EXERCISE BRIEF:
Restate each line word for word. Leave out every picture.

DATA IN THIS EXERCISE:
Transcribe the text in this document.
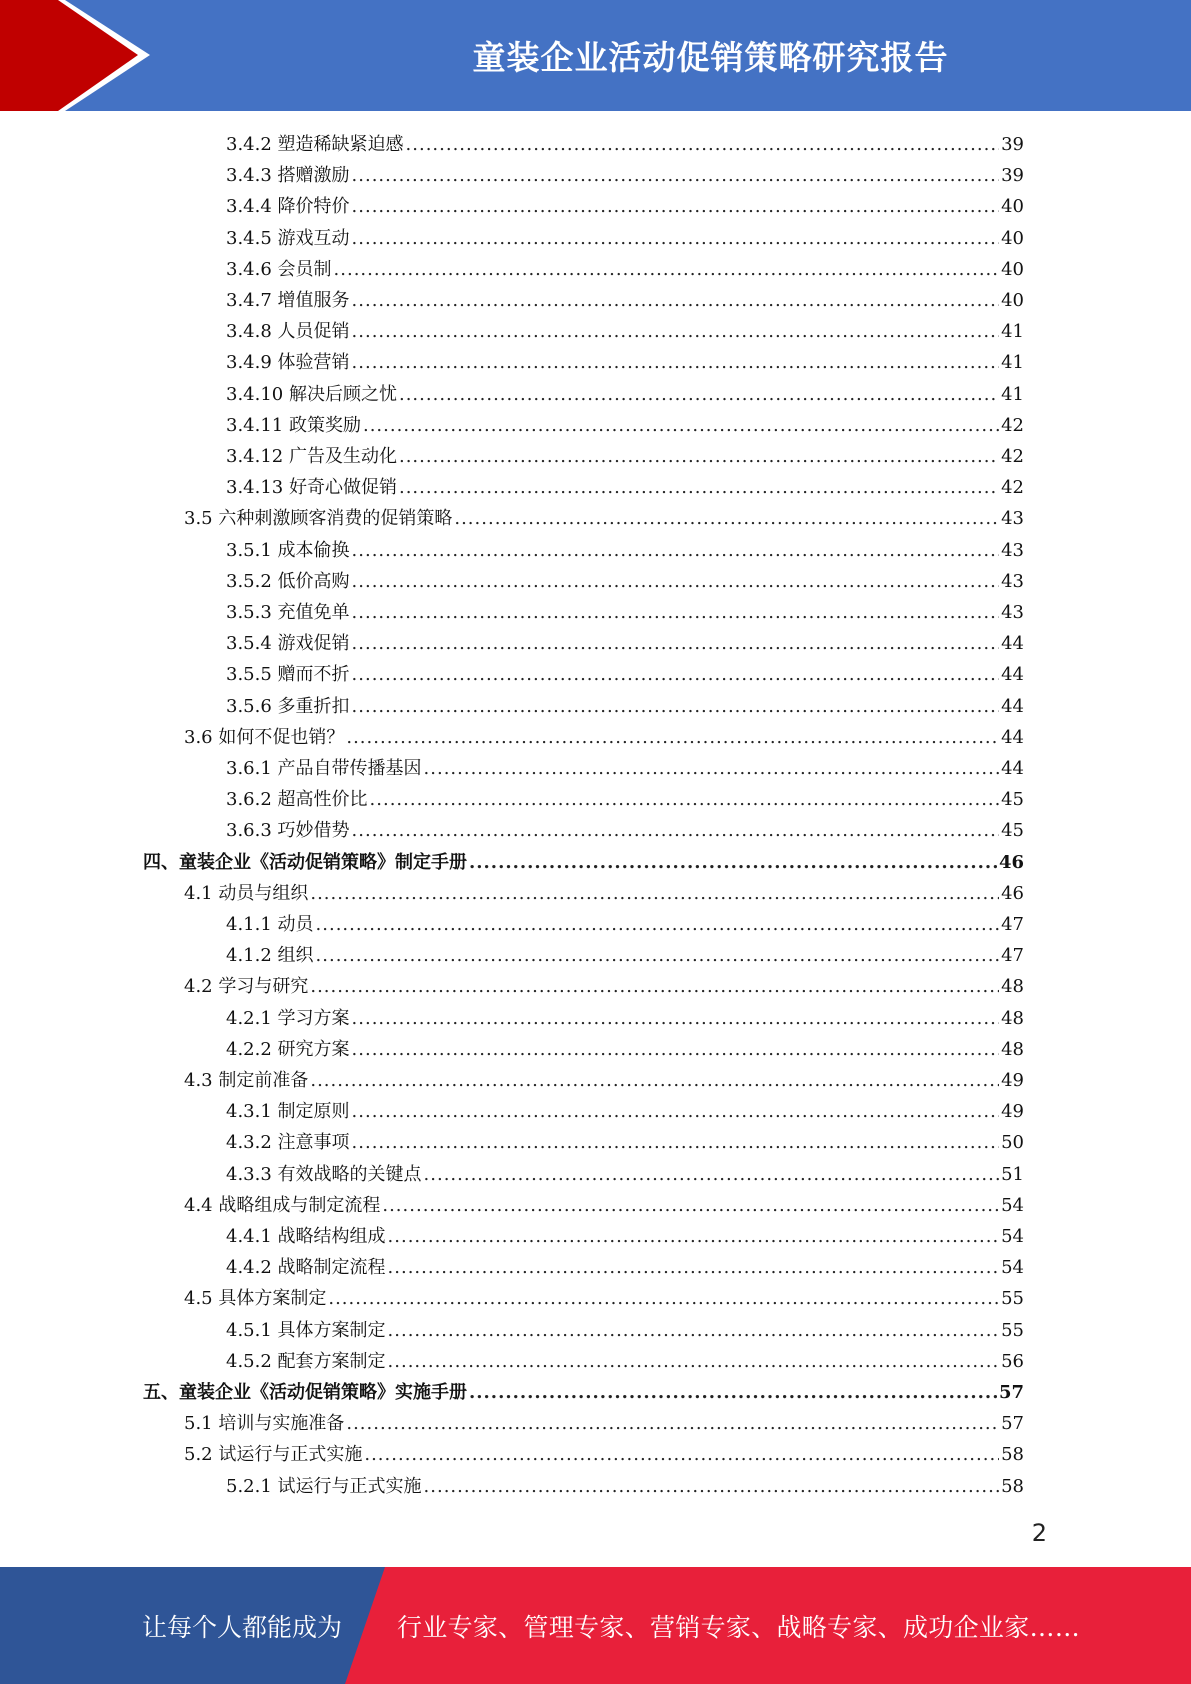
童装企业活动促销策略研究报告
3.4.2 塑造稀缺紧迫感 .....	39
3.4.3 搭赠激励 .....	39
3.4.4 降价特价 .....	40
3.4.5 游戏互动 .....	40
3.4.6 会员制 .....	40
3.4.7 增值服务 .....	40
3.4.8 人员促销 .....	41
3.4.9 体验营销 .....	41
3.4.10 解决后顾之忧 .....	41
3.4.11 政策奖励 .....	42
3.4.12 广告及生动化 .....	42
3.4.13 好奇心做促销 .....	42
3.5 六种刺激顾客消费的促销策略 .....	43
3.5.1 成本偷换 .....	43
3.5.2 低价高购 .....	43
3.5.3 充值免单 .....	43
3.5.4 游戏促销 .....	44
3.5.5 赠而不折 .....	44
3.5.6 多重折扣 .....	44
3.6 如何不促也销？ .....	44
3.6.1 产品自带传播基因 .....	44
3.6.2 超高性价比 .....	45
3.6.3 巧妙借势 .....	45
四、童装企业《活动促销策略》制定手册 .....	46
4.1 动员与组织 .....	46
4.1.1 动员 .....	47
4.1.2 组织 .....	47
4.2 学习与研究 .....	48
4.2.1 学习方案 .....	48
4.2.2 研究方案 .....	48
4.3 制定前准备 .....	49
4.3.1 制定原则 .....	49
4.3.2 注意事项 .....	50
4.3.3 有效战略的关键点 .....	51
4.4 战略组成与制定流程 .....	54
4.4.1 战略结构组成 .....	54
4.4.2 战略制定流程 .....	54
4.5 具体方案制定 .....	55
4.5.1 具体方案制定 .....	55
4.5.2 配套方案制定 .....	56
五、童装企业《活动促销策略》实施手册 .....	57
5.1 培训与实施准备 .....	57
5.2 试运行与正式实施 .....	58
5.2.1 试运行与正式实施 .....	58
2
让每个人都能成为 行业专家、管理专家、营销专家、战略专家、成功企业家……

FINISHED ANSWER:
Transcribe the text in this document.
童装企业活动促销策略研究报告
3.4.2 塑造稀缺紧迫感 .....	39
3.4.3 搭赠激励 .....	39
3.4.4 降价特价 .....	40
3.4.5 游戏互动 .....	40
3.4.6 会员制 .....	40
3.4.7 增值服务 .....	40
3.4.8 人员促销 .....	41
3.4.9 体验营销 .....	41
3.4.10 解决后顾之忧 .....	41
3.4.11 政策奖励 .....	42
3.4.12 广告及生动化 .....	42
3.4.13 好奇心做促销 .....	42
3.5 六种刺激顾客消费的促销策略 .....	43
3.5.1 成本偷换 .....	43
3.5.2 低价高购 .....	43
3.5.3 充值免单 .....	43
3.5.4 游戏促销 .....	44
3.5.5 赠而不折 .....	44
3.5.6 多重折扣 .....	44
3.6 如何不促也销？ .....	44
3.6.1 产品自带传播基因 .....	44
3.6.2 超高性价比 .....	45
3.6.3 巧妙借势 .....	45
四、童装企业《活动促销策略》制定手册 .....	46
4.1 动员与组织 .....	46
4.1.1 动员 .....	47
4.1.2 组织 .....	47
4.2 学习与研究 .....	48
4.2.1 学习方案 .....	48
4.2.2 研究方案 .....	48
4.3 制定前准备 .....	49
4.3.1 制定原则 .....	49
4.3.2 注意事项 .....	50
4.3.3 有效战略的关键点 .....	51
4.4 战略组成与制定流程 .....	54
4.4.1 战略结构组成 .....	54
4.4.2 战略制定流程 .....	54
4.5 具体方案制定 .....	55
4.5.1 具体方案制定 .....	55
4.5.2 配套方案制定 .....	56
五、童装企业《活动促销策略》实施手册 .....	57
5.1 培训与实施准备 .....	57
5.2 试运行与正式实施 .....	58
5.2.1 试运行与正式实施 .....	58
2
让每个人都能成为 行业专家、管理专家、营销专家、战略专家、成功企业家……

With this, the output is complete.